* **The exercise**
Pull out every line of the rows below and reproduce each one without any change.

* **Data for this exercise**
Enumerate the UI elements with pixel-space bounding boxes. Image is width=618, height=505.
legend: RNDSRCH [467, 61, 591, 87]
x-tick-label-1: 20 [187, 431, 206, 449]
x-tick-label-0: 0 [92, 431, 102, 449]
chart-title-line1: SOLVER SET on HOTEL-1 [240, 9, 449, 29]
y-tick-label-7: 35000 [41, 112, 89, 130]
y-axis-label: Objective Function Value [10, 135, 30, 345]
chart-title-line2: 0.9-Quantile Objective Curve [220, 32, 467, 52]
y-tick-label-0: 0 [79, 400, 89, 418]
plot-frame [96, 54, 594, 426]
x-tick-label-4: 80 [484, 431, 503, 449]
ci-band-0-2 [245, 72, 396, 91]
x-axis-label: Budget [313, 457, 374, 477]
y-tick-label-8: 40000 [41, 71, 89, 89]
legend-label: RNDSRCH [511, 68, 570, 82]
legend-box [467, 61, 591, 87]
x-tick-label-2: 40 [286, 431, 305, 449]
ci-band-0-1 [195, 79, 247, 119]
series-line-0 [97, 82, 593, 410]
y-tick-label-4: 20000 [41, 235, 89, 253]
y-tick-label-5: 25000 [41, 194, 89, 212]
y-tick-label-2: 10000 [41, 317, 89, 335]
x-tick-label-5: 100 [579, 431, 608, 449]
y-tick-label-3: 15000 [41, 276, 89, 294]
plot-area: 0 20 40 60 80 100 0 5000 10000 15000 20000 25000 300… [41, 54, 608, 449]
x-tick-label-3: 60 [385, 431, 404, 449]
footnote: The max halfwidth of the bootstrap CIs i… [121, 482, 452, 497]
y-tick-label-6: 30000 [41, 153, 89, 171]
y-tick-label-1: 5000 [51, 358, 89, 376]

* **Reply to the exercise**
Enumerate the UI elements with pixel-space bounding boxes. Image is width=618, height=505.
legend: RNDSRCH [467, 61, 591, 87]
x-tick-label-1: 20 [187, 431, 206, 449]
x-tick-label-0: 0 [92, 431, 102, 449]
chart-title-line1: SOLVER SET on HOTEL-1 [240, 9, 449, 29]
y-tick-label-7: 35000 [41, 112, 89, 130]
y-axis-label: Objective Function Value [10, 135, 30, 345]
chart-title-line2: 0.9-Quantile Objective Curve [220, 32, 467, 52]
y-tick-label-0: 0 [79, 400, 89, 418]
plot-frame [96, 54, 594, 426]
x-tick-label-4: 80 [484, 431, 503, 449]
ci-band-0-2 [245, 72, 396, 91]
x-axis-label: Budget [313, 457, 374, 477]
y-tick-label-8: 40000 [41, 71, 89, 89]
legend-label: RNDSRCH [511, 68, 570, 82]
legend-box [467, 61, 591, 87]
x-tick-label-2: 40 [286, 431, 305, 449]
ci-band-0-1 [195, 79, 247, 119]
series-line-0 [97, 82, 593, 410]
y-tick-label-4: 20000 [41, 235, 89, 253]
y-tick-label-5: 25000 [41, 194, 89, 212]
y-tick-label-2: 10000 [41, 317, 89, 335]
x-tick-label-5: 100 [579, 431, 608, 449]
y-tick-label-3: 15000 [41, 276, 89, 294]
plot-area: 0 20 40 60 80 100 0 5000 10000 15000 20000 25000 300… [41, 54, 608, 449]
x-tick-label-3: 60 [385, 431, 404, 449]
footnote: The max halfwidth of the bootstrap CIs i… [121, 482, 452, 497]
y-tick-label-6: 30000 [41, 153, 89, 171]
y-tick-label-1: 5000 [51, 358, 89, 376]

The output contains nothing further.